## What you have to do
Locate each line of the material that contains "content", then return it.

## Data entries
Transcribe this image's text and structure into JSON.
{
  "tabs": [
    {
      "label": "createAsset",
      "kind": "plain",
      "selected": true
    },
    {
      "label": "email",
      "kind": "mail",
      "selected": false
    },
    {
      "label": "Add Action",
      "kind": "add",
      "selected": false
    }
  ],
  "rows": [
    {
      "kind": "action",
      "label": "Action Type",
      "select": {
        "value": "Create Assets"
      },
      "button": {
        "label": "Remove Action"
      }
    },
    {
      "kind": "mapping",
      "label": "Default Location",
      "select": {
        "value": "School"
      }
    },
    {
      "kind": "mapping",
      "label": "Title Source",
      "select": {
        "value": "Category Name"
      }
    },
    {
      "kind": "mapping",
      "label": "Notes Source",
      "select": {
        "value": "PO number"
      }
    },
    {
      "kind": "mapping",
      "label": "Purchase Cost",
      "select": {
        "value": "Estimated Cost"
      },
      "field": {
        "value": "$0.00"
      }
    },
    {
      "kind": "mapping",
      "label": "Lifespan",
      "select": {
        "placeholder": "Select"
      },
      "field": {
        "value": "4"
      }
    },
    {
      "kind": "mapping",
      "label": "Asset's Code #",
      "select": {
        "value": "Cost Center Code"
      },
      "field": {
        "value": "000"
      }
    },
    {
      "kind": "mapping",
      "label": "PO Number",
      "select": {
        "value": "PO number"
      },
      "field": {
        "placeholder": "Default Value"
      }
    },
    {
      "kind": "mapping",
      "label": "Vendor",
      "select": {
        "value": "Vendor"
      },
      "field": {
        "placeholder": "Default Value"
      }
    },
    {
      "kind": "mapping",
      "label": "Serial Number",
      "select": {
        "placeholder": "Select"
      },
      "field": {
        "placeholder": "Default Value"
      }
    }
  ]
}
==
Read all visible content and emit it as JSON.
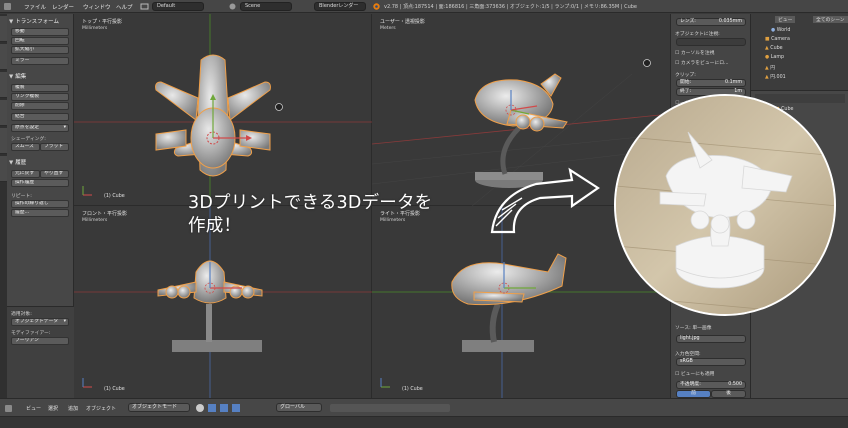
==
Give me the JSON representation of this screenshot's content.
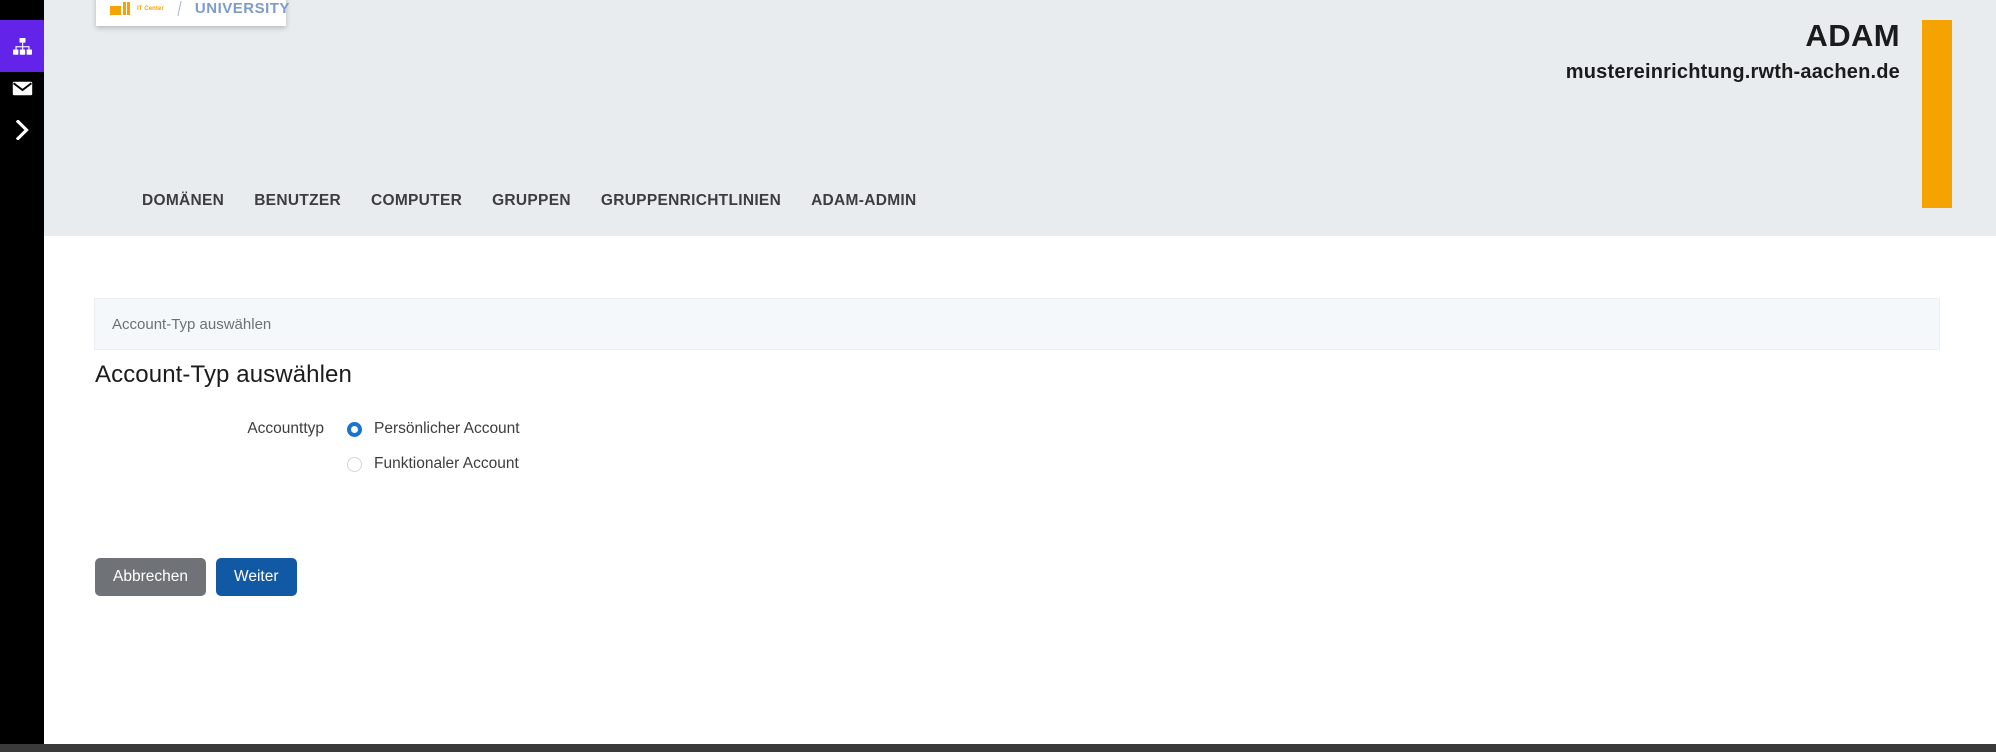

## Solution
Read all visible content and emit it as JSON.
Give me the JSON representation of this screenshot's content.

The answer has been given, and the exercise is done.